WORK TO DO:
Some lines in the records below may hold the word "наличии"; give the number of those lines and nothing else.

GIVEN RECORDS:
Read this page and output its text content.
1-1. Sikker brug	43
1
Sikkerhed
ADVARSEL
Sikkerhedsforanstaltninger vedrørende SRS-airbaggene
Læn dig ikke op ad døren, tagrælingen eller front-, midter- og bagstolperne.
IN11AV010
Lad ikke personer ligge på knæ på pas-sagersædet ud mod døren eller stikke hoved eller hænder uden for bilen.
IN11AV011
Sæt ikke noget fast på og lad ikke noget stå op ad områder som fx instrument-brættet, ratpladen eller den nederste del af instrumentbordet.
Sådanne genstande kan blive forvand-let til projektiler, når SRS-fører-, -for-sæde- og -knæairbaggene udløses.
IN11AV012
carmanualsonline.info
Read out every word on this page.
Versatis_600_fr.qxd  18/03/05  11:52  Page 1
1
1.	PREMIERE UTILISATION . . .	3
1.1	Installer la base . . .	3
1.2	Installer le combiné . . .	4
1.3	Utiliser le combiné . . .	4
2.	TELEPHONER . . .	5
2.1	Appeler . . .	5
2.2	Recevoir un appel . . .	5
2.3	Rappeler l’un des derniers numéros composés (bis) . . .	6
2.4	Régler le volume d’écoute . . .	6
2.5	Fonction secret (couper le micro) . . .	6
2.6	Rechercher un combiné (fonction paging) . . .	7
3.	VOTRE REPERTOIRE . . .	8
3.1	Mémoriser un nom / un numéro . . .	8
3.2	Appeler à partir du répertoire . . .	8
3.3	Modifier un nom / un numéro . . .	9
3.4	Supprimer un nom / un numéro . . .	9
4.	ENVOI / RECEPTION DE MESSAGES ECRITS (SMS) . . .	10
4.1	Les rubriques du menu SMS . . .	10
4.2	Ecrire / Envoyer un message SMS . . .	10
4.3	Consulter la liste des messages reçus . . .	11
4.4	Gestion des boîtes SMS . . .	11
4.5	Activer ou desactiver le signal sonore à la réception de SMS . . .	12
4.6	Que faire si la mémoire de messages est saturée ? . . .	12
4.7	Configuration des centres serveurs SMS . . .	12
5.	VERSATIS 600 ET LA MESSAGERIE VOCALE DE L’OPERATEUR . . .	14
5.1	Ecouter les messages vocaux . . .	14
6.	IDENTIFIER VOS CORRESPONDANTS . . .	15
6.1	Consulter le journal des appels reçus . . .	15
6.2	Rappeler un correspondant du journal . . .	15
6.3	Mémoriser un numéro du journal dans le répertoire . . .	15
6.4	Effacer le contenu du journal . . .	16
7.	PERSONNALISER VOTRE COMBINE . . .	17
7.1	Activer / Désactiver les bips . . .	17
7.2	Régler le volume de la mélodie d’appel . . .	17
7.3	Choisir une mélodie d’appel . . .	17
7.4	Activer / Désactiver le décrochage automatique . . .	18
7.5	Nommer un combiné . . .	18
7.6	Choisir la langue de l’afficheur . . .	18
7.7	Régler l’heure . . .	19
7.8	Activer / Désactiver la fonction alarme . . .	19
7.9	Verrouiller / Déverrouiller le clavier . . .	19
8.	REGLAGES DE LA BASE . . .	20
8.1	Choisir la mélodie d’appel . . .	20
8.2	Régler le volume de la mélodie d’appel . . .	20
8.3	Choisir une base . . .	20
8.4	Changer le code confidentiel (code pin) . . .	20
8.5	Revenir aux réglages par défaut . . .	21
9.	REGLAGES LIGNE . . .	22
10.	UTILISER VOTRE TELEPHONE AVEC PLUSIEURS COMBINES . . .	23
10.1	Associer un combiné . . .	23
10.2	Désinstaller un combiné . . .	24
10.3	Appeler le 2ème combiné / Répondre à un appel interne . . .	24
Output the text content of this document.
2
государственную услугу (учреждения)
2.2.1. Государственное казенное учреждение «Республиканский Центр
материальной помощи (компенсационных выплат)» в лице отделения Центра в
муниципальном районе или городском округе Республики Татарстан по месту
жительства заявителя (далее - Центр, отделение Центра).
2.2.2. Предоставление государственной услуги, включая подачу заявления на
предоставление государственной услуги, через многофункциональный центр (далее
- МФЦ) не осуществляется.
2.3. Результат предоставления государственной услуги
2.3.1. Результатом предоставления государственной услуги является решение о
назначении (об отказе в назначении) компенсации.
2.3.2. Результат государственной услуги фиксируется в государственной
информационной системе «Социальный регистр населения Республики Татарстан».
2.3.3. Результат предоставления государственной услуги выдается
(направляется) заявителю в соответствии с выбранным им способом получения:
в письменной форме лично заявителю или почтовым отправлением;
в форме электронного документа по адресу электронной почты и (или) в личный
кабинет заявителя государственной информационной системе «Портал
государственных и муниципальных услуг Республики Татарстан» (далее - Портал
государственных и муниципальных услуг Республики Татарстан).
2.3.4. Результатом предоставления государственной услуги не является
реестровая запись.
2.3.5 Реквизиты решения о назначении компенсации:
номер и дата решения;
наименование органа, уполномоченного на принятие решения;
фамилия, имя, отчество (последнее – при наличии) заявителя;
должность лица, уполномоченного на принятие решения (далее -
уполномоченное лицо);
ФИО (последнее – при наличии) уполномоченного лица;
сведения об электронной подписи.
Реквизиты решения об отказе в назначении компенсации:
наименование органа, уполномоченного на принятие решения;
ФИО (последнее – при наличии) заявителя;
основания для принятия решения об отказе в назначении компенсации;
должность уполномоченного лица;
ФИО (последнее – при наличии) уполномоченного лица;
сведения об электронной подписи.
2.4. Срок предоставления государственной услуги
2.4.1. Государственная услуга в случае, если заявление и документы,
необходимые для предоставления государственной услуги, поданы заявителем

WRITTEN RESPONSE:
4